INSTRUCTIONS FOR THE TASK -> Lines containing the string "from" are to be counted; report only how many there are.
##############################
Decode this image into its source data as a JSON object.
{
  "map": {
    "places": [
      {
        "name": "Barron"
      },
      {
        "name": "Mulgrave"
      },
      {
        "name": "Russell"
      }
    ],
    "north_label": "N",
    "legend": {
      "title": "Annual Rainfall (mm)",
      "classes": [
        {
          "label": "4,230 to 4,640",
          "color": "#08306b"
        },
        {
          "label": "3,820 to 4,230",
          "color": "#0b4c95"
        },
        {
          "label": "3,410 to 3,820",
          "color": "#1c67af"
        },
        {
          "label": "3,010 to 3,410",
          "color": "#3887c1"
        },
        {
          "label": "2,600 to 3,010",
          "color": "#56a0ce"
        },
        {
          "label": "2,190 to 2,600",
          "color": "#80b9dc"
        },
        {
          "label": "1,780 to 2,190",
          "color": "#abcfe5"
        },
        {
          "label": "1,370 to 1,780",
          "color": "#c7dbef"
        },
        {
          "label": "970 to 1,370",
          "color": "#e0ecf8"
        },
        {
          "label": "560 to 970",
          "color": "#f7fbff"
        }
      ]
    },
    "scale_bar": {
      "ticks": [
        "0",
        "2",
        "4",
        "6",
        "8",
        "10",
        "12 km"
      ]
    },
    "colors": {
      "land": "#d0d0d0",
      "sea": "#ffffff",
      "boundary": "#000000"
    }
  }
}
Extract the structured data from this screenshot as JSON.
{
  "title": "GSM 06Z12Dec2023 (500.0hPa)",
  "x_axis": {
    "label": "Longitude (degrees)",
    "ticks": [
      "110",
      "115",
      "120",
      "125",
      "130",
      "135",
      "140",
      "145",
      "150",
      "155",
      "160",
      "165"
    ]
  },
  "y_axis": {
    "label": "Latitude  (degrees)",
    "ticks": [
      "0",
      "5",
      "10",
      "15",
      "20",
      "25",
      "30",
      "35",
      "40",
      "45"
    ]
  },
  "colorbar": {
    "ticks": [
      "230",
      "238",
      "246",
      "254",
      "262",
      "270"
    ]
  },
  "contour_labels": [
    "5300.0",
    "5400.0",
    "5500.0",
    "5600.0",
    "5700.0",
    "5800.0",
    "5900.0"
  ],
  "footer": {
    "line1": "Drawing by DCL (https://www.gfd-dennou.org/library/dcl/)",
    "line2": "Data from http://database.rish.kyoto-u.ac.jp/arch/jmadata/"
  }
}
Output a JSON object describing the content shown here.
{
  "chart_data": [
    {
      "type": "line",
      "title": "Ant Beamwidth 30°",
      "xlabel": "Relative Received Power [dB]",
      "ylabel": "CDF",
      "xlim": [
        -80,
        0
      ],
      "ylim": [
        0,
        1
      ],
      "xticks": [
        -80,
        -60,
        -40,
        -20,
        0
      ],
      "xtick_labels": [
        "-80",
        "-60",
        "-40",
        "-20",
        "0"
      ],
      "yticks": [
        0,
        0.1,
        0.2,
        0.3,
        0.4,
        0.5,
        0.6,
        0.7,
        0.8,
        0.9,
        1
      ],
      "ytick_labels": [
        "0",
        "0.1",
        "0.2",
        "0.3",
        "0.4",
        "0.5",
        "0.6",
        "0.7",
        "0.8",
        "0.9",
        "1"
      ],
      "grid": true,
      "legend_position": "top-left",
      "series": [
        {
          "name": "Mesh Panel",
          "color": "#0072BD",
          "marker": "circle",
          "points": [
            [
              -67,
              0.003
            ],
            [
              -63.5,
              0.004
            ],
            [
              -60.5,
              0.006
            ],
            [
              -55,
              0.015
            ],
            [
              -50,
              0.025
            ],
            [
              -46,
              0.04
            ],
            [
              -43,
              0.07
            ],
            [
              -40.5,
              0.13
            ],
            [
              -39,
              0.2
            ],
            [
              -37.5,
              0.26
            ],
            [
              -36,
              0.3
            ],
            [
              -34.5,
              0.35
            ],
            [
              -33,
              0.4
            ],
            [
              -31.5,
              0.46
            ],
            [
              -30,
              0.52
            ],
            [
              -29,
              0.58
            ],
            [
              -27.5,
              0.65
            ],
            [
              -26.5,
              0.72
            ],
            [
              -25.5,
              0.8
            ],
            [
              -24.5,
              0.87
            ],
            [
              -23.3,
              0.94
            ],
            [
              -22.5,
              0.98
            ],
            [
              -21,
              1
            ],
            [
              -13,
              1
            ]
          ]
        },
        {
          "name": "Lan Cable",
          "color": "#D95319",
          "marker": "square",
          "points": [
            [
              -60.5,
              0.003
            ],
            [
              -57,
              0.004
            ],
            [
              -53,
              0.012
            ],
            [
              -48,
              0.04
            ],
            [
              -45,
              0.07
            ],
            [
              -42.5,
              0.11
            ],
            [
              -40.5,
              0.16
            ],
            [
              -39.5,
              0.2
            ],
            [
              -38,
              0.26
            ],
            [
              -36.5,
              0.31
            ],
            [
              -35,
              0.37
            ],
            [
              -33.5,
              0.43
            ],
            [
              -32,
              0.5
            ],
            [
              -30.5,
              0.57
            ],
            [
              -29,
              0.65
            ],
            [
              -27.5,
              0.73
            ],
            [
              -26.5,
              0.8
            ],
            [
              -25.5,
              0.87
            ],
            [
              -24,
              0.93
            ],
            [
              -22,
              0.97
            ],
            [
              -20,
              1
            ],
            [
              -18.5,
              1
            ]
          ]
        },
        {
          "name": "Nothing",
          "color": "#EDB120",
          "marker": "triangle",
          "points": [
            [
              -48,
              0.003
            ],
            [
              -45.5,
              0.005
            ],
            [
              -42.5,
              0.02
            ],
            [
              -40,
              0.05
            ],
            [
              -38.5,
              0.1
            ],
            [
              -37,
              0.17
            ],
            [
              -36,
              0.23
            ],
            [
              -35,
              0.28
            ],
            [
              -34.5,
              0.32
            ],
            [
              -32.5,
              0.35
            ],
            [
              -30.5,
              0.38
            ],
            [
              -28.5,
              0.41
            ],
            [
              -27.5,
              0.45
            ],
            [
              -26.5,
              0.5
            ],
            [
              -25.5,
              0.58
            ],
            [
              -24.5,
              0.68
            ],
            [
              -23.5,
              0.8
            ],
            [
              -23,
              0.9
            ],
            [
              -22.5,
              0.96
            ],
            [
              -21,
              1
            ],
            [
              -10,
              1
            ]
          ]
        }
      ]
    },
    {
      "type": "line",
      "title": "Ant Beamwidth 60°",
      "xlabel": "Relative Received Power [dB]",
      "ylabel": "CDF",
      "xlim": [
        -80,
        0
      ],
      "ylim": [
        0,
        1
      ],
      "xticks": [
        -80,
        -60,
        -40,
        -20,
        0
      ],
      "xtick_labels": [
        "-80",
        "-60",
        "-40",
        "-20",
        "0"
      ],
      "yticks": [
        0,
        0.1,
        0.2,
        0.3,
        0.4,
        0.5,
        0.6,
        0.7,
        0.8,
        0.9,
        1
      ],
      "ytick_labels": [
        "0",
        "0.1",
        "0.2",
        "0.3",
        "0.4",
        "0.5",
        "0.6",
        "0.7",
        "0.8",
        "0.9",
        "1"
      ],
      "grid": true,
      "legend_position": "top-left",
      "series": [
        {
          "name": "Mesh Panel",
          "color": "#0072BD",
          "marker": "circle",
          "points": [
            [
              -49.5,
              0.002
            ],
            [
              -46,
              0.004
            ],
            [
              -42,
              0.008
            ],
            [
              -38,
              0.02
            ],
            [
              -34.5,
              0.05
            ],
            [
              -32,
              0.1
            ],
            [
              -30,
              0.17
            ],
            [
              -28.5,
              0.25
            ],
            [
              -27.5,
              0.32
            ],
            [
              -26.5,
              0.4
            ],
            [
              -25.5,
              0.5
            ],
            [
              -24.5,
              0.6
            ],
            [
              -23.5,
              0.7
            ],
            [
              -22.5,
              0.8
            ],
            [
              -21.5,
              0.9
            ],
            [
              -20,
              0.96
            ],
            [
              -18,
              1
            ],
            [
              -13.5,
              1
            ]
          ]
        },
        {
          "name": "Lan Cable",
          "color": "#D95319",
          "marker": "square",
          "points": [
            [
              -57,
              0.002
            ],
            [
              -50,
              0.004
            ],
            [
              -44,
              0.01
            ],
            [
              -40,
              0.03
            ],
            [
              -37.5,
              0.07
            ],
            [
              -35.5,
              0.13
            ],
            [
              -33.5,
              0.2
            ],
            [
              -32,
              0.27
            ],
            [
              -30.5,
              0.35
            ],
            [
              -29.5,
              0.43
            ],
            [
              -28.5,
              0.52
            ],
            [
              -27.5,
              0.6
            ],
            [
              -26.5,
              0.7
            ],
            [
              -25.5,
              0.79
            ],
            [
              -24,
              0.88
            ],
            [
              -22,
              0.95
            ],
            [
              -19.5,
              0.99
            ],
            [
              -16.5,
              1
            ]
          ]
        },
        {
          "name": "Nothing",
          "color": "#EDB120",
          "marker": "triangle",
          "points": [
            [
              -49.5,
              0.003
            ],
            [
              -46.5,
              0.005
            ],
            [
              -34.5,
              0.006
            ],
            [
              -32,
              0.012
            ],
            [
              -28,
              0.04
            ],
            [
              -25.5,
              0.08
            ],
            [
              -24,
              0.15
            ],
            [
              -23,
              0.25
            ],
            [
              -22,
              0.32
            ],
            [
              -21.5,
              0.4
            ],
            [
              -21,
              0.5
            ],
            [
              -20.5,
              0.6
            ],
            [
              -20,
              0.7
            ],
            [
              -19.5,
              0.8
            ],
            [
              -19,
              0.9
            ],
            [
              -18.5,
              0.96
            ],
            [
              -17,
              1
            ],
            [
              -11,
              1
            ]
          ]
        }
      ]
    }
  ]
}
##############################
COMPLETE OUTPUT -> 2